| WHAT TO PRODUCE |
Are you able to retype all the records below exactly?

— START ENTRIES —

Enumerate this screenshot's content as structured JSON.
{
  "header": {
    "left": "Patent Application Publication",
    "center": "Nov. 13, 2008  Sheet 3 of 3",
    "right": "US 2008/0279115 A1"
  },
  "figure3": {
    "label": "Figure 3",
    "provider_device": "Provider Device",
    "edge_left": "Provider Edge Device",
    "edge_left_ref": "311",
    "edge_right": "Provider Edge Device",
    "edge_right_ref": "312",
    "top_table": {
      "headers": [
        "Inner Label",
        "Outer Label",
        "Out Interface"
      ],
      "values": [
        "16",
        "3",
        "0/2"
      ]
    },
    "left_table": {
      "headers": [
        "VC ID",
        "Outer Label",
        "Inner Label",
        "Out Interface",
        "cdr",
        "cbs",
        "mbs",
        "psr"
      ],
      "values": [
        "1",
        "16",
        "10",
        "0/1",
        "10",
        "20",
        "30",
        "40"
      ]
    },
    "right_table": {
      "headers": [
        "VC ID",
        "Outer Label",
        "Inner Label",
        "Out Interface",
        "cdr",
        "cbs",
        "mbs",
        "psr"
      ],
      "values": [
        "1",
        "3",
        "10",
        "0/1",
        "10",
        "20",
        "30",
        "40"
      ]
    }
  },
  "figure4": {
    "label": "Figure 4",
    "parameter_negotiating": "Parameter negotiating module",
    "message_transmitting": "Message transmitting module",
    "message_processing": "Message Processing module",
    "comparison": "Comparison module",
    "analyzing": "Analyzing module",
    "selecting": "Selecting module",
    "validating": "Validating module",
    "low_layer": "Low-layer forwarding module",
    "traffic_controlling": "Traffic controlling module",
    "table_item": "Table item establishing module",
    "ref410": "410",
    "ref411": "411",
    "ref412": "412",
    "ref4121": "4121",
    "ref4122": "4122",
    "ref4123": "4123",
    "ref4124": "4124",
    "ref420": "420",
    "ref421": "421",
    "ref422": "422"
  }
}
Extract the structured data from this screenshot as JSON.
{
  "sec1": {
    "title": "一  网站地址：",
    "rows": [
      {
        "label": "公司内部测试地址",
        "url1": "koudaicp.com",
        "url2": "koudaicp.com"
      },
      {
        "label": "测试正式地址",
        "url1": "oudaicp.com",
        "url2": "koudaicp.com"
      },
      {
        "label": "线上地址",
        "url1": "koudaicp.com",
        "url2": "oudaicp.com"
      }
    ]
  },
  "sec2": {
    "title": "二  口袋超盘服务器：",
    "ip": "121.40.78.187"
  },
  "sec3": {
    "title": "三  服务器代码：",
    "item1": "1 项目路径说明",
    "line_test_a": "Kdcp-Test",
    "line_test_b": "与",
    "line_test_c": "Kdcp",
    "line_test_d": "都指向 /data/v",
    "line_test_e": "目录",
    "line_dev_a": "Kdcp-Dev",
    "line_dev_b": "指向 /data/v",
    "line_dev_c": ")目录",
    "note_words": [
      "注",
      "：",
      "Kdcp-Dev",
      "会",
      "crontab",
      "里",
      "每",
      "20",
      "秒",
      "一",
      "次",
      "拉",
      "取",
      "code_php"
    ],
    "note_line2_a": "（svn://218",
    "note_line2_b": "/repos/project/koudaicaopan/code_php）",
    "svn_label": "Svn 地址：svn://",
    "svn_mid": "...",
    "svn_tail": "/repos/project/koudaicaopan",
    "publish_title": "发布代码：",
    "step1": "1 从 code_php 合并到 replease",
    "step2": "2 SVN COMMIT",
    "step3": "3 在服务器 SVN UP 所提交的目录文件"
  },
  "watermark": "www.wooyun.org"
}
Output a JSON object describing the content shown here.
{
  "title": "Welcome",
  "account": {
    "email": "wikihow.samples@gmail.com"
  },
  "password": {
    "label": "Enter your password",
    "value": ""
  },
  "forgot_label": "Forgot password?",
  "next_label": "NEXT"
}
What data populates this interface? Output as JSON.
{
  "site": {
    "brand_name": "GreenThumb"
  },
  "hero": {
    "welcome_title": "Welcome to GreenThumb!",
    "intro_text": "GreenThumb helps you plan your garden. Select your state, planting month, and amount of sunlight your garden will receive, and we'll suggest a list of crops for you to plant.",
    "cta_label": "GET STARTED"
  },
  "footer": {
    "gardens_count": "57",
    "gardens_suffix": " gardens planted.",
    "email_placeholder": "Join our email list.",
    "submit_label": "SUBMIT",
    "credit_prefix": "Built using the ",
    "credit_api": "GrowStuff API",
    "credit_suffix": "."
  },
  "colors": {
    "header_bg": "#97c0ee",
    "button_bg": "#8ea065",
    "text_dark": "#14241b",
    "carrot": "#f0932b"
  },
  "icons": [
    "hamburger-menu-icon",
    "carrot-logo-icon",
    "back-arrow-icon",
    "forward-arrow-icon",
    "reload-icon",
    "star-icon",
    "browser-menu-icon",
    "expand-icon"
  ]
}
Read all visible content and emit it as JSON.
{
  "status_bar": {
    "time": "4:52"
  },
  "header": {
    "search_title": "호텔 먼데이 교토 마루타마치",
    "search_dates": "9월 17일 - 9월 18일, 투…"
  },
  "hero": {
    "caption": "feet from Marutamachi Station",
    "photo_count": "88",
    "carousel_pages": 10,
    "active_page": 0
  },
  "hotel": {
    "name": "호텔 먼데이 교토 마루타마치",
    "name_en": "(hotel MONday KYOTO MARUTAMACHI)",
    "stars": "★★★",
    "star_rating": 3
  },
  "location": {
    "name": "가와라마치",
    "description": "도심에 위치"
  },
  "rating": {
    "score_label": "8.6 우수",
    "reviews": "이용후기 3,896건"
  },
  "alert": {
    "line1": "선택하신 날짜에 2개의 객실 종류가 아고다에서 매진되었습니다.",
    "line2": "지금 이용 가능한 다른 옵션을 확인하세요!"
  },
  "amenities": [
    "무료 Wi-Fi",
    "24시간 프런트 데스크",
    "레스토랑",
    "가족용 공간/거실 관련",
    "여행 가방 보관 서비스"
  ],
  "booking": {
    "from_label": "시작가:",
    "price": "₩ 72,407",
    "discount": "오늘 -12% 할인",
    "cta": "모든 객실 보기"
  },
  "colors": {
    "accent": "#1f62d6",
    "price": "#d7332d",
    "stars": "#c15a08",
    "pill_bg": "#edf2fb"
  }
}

— END ENTRIES —

| COMPLETED EXERCISE |
Enumerate this screenshot's content as structured JSON.
{
  "header": {
    "left": "Patent Application Publication",
    "center": "Nov. 13, 2008  Sheet 3 of 3",
    "right": "US 2008/0279115 A1"
  },
  "figure3": {
    "label": "Figure 3",
    "provider_device": "Provider Device",
    "edge_left": "Provider Edge Device",
    "edge_left_ref": "311",
    "edge_right": "Provider Edge Device",
    "edge_right_ref": "312",
    "top_table": {
      "headers": [
        "Inner Label",
        "Outer Label",
        "Out Interface"
      ],
      "values": [
        "16",
        "3",
        "0/2"
      ]
    },
    "left_table": {
      "headers": [
        "VC ID",
        "Outer Label",
        "Inner Label",
        "Out Interface",
        "cdr",
        "cbs",
        "mbs",
        "psr"
      ],
      "values": [
        "1",
        "16",
        "10",
        "0/1",
        "10",
        "20",
        "30",
        "40"
      ]
    },
    "right_table": {
      "headers": [
        "VC ID",
        "Outer Label",
        "Inner Label",
        "Out Interface",
        "cdr",
        "cbs",
        "mbs",
        "psr"
      ],
      "values": [
        "1",
        "3",
        "10",
        "0/1",
        "10",
        "20",
        "30",
        "40"
      ]
    }
  },
  "figure4": {
    "label": "Figure 4",
    "parameter_negotiating": "Parameter negotiating module",
    "message_transmitting": "Message transmitting module",
    "message_processing": "Message Processing module",
    "comparison": "Comparison module",
    "analyzing": "Analyzing module",
    "selecting": "Selecting module",
    "validating": "Validating module",
    "low_layer": "Low-layer forwarding module",
    "traffic_controlling": "Traffic controlling module",
    "table_item": "Table item establishing module",
    "ref410": "410",
    "ref411": "411",
    "ref412": "412",
    "ref4121": "4121",
    "ref4122": "4122",
    "ref4123": "4123",
    "ref4124": "4124",
    "ref420": "420",
    "ref421": "421",
    "ref422": "422"
  }
}
Extract the structured data from this screenshot as JSON.
{
  "sec1": {
    "title": "一  网站地址：",
    "rows": [
      {
        "label": "公司内部测试地址",
        "url1": "koudaicp.com",
        "url2": "koudaicp.com"
      },
      {
        "label": "测试正式地址",
        "url1": "oudaicp.com",
        "url2": "koudaicp.com"
      },
      {
        "label": "线上地址",
        "url1": "koudaicp.com",
        "url2": "oudaicp.com"
      }
    ]
  },
  "sec2": {
    "title": "二  口袋超盘服务器：",
    "ip": "121.40.78.187"
  },
  "sec3": {
    "title": "三  服务器代码：",
    "item1": "1 项目路径说明",
    "line_test_a": "Kdcp-Test",
    "line_test_b": "与",
    "line_test_c": "Kdcp",
    "line_test_d": "都指向 /data/v",
    "line_test_e": "目录",
    "line_dev_a": "Kdcp-Dev",
    "line_dev_b": "指向 /data/v",
    "line_dev_c": ")目录",
    "note_words": [
      "注",
      "：",
      "Kdcp-Dev",
      "会",
      "crontab",
      "里",
      "每",
      "20",
      "秒",
      "一",
      "次",
      "拉",
      "取",
      "code_php"
    ],
    "note_line2_a": "（svn://218",
    "note_line2_b": "/repos/project/koudaicaopan/code_php）",
    "svn_label": "Svn 地址：svn://",
    "svn_mid": "...",
    "svn_tail": "/repos/project/koudaicaopan",
    "publish_title": "发布代码：",
    "step1": "1 从 code_php 合并到 replease",
    "step2": "2 SVN COMMIT",
    "step3": "3 在服务器 SVN UP 所提交的目录文件"
  },
  "watermark": "www.wooyun.org"
}
Output a JSON object describing the content shown here.
{
  "title": "Welcome",
  "account": {
    "email": "wikihow.samples@gmail.com"
  },
  "password": {
    "label": "Enter your password",
    "value": ""
  },
  "forgot_label": "Forgot password?",
  "next_label": "NEXT"
}
What data populates this interface? Output as JSON.
{
  "site": {
    "brand_name": "GreenThumb"
  },
  "hero": {
    "welcome_title": "Welcome to GreenThumb!",
    "intro_text": "GreenThumb helps you plan your garden. Select your state, planting month, and amount of sunlight your garden will receive, and we'll suggest a list of crops for you to plant.",
    "cta_label": "GET STARTED"
  },
  "footer": {
    "gardens_count": "57",
    "gardens_suffix": " gardens planted.",
    "email_placeholder": "Join our email list.",
    "submit_label": "SUBMIT",
    "credit_prefix": "Built using the ",
    "credit_api": "GrowStuff API",
    "credit_suffix": "."
  },
  "colors": {
    "header_bg": "#97c0ee",
    "button_bg": "#8ea065",
    "text_dark": "#14241b",
    "carrot": "#f0932b"
  },
  "icons": [
    "hamburger-menu-icon",
    "carrot-logo-icon",
    "back-arrow-icon",
    "forward-arrow-icon",
    "reload-icon",
    "star-icon",
    "browser-menu-icon",
    "expand-icon"
  ]
}
Read all visible content and emit it as JSON.
{
  "status_bar": {
    "time": "4:52"
  },
  "header": {
    "search_title": "호텔 먼데이 교토 마루타마치",
    "search_dates": "9월 17일 - 9월 18일, 투…"
  },
  "hero": {
    "caption": "feet from Marutamachi Station",
    "photo_count": "88",
    "carousel_pages": 10,
    "active_page": 0
  },
  "hotel": {
    "name": "호텔 먼데이 교토 마루타마치",
    "name_en": "(hotel MONday KYOTO MARUTAMACHI)",
    "stars": "★★★",
    "star_rating": 3
  },
  "location": {
    "name": "가와라마치",
    "description": "도심에 위치"
  },
  "rating": {
    "score_label": "8.6 우수",
    "reviews": "이용후기 3,896건"
  },
  "alert": {
    "line1": "선택하신 날짜에 2개의 객실 종류가 아고다에서 매진되었습니다.",
    "line2": "지금 이용 가능한 다른 옵션을 확인하세요!"
  },
  "amenities": [
    "무료 Wi-Fi",
    "24시간 프런트 데스크",
    "레스토랑",
    "가족용 공간/거실 관련",
    "여행 가방 보관 서비스"
  ],
  "booking": {
    "from_label": "시작가:",
    "price": "₩ 72,407",
    "discount": "오늘 -12% 할인",
    "cta": "모든 객실 보기"
  },
  "colors": {
    "accent": "#1f62d6",
    "price": "#d7332d",
    "stars": "#c15a08",
    "pill_bg": "#edf2fb"
  }
}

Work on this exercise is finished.